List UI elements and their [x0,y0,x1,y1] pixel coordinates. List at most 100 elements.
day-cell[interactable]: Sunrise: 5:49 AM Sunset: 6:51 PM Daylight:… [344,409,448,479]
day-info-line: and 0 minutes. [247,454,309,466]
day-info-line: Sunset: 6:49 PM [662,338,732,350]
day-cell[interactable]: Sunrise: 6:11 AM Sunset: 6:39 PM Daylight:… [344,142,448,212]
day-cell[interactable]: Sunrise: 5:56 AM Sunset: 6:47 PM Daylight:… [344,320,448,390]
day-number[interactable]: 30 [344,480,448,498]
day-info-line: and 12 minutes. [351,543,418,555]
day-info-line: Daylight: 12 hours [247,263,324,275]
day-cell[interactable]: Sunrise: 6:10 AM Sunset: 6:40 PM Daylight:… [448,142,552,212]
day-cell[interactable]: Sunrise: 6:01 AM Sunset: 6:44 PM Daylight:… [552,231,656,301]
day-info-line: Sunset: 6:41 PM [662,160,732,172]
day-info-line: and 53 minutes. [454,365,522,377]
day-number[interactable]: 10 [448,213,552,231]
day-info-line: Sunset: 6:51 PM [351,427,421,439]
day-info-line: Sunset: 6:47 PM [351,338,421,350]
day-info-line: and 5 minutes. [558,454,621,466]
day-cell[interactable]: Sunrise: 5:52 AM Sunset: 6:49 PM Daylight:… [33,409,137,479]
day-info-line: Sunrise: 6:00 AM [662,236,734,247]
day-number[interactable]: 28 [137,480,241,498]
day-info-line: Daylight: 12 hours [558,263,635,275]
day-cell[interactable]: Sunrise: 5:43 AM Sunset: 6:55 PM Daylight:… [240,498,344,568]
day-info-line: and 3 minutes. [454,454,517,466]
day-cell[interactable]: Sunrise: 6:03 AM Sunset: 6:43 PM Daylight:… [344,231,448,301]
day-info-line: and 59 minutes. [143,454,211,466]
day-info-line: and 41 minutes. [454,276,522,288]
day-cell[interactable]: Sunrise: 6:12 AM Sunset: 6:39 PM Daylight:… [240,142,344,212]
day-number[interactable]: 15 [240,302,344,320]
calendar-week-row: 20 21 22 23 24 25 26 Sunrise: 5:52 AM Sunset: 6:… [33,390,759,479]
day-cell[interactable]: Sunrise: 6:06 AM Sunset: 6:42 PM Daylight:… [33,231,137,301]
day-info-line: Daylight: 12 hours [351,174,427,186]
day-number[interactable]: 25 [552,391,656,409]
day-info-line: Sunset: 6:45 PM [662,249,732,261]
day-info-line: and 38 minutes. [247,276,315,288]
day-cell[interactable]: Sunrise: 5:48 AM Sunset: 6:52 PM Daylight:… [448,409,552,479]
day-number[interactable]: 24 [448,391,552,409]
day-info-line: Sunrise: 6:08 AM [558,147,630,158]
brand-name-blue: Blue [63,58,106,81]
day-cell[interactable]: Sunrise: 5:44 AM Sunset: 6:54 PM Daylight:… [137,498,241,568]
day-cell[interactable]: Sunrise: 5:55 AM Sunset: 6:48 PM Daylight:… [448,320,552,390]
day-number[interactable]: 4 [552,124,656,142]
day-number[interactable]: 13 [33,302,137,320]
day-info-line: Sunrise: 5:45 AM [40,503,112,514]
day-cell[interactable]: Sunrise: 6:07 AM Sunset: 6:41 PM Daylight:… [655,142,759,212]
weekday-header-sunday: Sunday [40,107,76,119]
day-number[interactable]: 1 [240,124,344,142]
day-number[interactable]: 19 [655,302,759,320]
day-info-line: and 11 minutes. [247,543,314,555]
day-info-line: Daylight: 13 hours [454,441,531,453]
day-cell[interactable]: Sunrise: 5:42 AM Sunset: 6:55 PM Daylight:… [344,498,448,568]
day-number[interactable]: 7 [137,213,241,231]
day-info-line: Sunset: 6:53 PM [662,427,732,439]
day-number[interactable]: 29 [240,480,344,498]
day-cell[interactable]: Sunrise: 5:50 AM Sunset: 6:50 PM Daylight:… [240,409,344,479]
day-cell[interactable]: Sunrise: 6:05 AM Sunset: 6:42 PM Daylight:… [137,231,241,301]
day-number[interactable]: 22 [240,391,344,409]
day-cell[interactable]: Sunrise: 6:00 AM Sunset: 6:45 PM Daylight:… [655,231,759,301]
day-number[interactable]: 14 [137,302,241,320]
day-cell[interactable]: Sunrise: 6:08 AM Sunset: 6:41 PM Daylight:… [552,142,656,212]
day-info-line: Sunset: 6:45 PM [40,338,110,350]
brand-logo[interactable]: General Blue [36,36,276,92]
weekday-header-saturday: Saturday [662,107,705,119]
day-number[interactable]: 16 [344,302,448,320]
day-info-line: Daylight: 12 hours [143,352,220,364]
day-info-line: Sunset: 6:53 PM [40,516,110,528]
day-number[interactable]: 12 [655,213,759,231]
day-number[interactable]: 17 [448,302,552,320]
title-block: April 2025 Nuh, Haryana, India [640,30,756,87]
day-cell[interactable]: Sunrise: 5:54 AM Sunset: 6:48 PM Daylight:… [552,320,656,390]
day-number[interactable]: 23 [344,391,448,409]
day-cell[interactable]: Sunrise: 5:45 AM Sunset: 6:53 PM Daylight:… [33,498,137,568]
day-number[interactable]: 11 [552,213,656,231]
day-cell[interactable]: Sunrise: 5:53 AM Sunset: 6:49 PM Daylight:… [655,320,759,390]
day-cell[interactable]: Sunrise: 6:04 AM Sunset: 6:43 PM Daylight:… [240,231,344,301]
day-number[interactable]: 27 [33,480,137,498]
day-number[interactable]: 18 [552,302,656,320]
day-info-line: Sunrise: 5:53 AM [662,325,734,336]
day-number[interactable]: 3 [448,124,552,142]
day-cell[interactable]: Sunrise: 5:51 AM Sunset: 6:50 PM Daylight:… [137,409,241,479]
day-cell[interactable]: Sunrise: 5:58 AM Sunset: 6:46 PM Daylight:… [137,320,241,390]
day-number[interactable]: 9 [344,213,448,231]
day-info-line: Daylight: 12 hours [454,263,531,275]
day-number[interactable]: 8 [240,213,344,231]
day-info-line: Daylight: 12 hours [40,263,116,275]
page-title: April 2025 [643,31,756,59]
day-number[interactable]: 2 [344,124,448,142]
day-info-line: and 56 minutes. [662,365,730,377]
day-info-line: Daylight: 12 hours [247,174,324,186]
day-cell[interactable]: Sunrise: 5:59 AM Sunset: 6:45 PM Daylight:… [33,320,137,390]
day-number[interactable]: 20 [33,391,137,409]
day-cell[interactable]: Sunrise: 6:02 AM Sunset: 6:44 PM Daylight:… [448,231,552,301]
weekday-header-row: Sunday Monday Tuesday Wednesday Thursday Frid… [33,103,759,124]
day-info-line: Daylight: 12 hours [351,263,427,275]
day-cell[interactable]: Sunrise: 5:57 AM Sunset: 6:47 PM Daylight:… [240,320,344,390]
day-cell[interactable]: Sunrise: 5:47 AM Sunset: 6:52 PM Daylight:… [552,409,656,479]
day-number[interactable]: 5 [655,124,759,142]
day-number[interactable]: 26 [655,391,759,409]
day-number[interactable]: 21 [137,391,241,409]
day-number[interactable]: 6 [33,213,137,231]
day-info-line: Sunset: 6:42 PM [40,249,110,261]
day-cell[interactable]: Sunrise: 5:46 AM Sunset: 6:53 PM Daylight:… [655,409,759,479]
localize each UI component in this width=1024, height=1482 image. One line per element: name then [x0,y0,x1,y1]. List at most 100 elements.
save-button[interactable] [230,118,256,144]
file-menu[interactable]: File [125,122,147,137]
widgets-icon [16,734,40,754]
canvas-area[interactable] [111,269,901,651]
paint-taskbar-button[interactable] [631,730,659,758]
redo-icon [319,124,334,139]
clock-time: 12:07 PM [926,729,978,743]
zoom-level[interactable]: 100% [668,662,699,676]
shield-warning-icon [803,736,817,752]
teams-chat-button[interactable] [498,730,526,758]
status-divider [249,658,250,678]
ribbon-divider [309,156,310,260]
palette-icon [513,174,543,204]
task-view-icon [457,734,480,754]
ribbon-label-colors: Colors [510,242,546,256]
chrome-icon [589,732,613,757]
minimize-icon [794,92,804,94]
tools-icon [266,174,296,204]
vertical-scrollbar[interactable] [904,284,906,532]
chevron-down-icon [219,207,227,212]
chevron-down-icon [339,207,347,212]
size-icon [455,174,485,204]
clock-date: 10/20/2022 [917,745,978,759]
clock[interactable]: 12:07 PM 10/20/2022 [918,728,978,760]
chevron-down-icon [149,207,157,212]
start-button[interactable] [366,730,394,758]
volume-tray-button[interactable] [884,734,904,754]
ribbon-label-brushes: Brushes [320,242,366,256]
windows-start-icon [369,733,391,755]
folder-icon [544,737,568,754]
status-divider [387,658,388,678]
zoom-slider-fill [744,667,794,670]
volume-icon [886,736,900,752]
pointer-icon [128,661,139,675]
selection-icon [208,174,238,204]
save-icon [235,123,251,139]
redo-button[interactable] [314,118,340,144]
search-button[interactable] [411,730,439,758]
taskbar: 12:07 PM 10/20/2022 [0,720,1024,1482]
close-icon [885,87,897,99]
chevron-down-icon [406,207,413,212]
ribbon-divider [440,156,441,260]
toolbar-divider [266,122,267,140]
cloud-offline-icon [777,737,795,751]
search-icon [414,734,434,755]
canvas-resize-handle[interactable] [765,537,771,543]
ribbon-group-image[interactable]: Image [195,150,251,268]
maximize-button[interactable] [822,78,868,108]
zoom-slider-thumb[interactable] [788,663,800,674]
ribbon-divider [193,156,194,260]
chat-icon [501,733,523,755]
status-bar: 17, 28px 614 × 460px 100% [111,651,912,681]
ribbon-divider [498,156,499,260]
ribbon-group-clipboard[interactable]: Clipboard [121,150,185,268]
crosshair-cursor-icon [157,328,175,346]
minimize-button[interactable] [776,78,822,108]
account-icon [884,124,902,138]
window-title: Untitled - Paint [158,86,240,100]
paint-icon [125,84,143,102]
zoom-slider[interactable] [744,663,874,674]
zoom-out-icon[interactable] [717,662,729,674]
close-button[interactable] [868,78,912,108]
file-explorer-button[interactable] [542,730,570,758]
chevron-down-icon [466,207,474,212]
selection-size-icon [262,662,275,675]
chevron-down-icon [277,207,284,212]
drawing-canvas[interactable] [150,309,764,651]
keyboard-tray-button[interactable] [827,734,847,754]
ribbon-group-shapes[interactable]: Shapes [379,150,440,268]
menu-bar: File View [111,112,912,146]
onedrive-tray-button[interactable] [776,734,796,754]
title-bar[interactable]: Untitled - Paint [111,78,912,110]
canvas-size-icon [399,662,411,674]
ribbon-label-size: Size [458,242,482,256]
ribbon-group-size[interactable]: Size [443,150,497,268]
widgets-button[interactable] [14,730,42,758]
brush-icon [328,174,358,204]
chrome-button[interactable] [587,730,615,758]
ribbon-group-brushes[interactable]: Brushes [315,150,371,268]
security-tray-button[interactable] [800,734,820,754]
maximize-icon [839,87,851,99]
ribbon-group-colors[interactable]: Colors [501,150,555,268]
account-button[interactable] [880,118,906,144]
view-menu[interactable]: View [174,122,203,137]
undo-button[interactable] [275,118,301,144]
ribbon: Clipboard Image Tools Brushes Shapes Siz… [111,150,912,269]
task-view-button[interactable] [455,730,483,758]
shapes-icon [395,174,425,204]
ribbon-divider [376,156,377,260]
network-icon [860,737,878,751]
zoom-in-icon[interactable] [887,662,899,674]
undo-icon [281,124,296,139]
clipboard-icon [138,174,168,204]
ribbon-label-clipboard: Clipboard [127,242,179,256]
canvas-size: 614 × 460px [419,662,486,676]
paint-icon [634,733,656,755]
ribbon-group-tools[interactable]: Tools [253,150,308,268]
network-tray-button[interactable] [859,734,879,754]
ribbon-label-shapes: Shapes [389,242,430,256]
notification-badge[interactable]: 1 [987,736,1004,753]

# AIM:
Rewrite the stretch from the start of the records through the line containing "day-cell[interactable]: Sunrise: 6:11", replacing "Sunset" with "Dusk" and leaving everything else unchanged. Give only those lines.

# CORRECT RESULT:
List UI elements and their [x0,y0,x1,y1] pixel coordinates. List at most 100 elements.
day-cell[interactable]: Sunrise: 5:49 AM Dusk: 6:51 PM Daylight:… [344,409,448,479]
day-info-line: and 0 minutes. [247,454,309,466]
day-info-line: Dusk: 6:49 PM [662,338,732,350]
day-cell[interactable]: Sunrise: 6:11 AM Dusk: 6:39 PM Daylight:… [344,142,448,212]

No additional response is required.